• REQUIREMENT:
Answer these questions from the forum thread below on writing phone conversations.
(a) At what time on 01-17-2009 did Zcreative post?
(b) What formatting does ConnorMack use to show that characters are talking over a phone?
(c) According to Noodleguy, what does the approach depend on?

• EXCERPT:
»»

View Full Version : Phone Conversations/Phone Messages
Zcreative
01-17-2009, 06:18 PM
I have a question about the above. I was writing a short story for fun, and I tried to write in a phone conversation, but it was choppy and pretty much a big paragraph of dialogue. Is that okay? Or is that bad. If anyone knows the proper way to write these, it would be much appreciated.
Z ;)
ConnorMack
01-17-2009, 08:56 PM
Well what I do is write one or both people in italics, to signify that they are talking over a phone. Say for instead, the story is centered around Sally, the phone rings, and Sally picks up the phone, it might go something like this.
"Hello?" Asked Sally.
"Hello." Replied her friend.
"Oh hey!" Sally exclaimed joyfully. "How are you?"
"I'm good, and you?"
Does this make any sense? Or, if you're just writing a conversation between two people and not centering around just one person, you could just italicize the whole conversation.
"Hey."
"Hey. What's cracking?"
I hope these examples help you.
Noodleguy
01-17-2009, 09:08 PM
Hmmm, I think it very much depends on your own style and what you want to convey with the conversation.

««

• SUPPLIED RECORDS:
»»

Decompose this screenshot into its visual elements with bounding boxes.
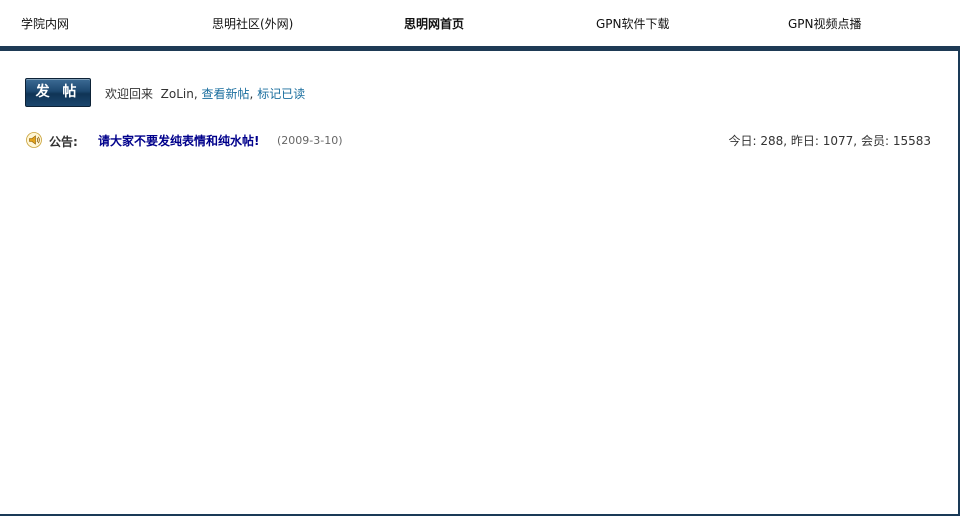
nav-campus-intranet[interactable]: 学院内网 [21,15,69,32]
welcome-bar: 欢迎回来 ZoLin, 查看新帖, 标记已读 [105,85,305,102]
forum-stats: 今日: 288, 昨日: 1077, 会员: 15583 [728,134,931,148]
mark-read-link[interactable]: 标记已读 [257,87,305,101]
nav-gpn-video-on-demand[interactable]: GPN视频点播 [788,15,862,32]
stats-today-label: 今日: [728,134,757,148]
welcome-separator: , [193,87,198,101]
page-frame [0,0,960,516]
view-new-posts-link[interactable]: 查看新帖 [202,87,250,101]
stats-today-value: 288 [760,134,784,148]
megaphone-icon [26,132,42,148]
nav-siming-community-external[interactable]: 思明社区(外网) [212,15,293,32]
new-post-button[interactable]: 发 帖 [25,78,91,107]
nav-divider [0,46,960,51]
stats-yesterday-value: 1077 [822,134,854,148]
nav-siming-homepage[interactable]: 思明网首页 [404,15,464,32]
top-navigation: 学院内网 思明社区(外网) 思明网首页 GPN软件下载 GPN视频点播 [0,0,960,46]
welcome-separator: , [249,87,254,101]
stats-yesterday-label: 昨日: [790,134,819,148]
announcement-label: 公告: [49,135,78,149]
nav-gpn-software-download[interactable]: GPN软件下载 [596,15,670,32]
announcement-link[interactable]: 请大家不要发纯表情和纯水帖! [98,132,259,149]
stats-members-value: 15583 [892,134,931,148]
welcome-username: ZoLin [160,87,194,101]
announcement-date: (2009-3-10) [277,134,343,147]
welcome-greeting: 欢迎回来 [105,87,154,101]
stats-members-label: 会员: [860,134,889,148]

««

• PROBLEM SOLUTION:
(a) 06:18 PM
(b) Italics, for one or both people
(c) Your own style and what you want to convey with the conversation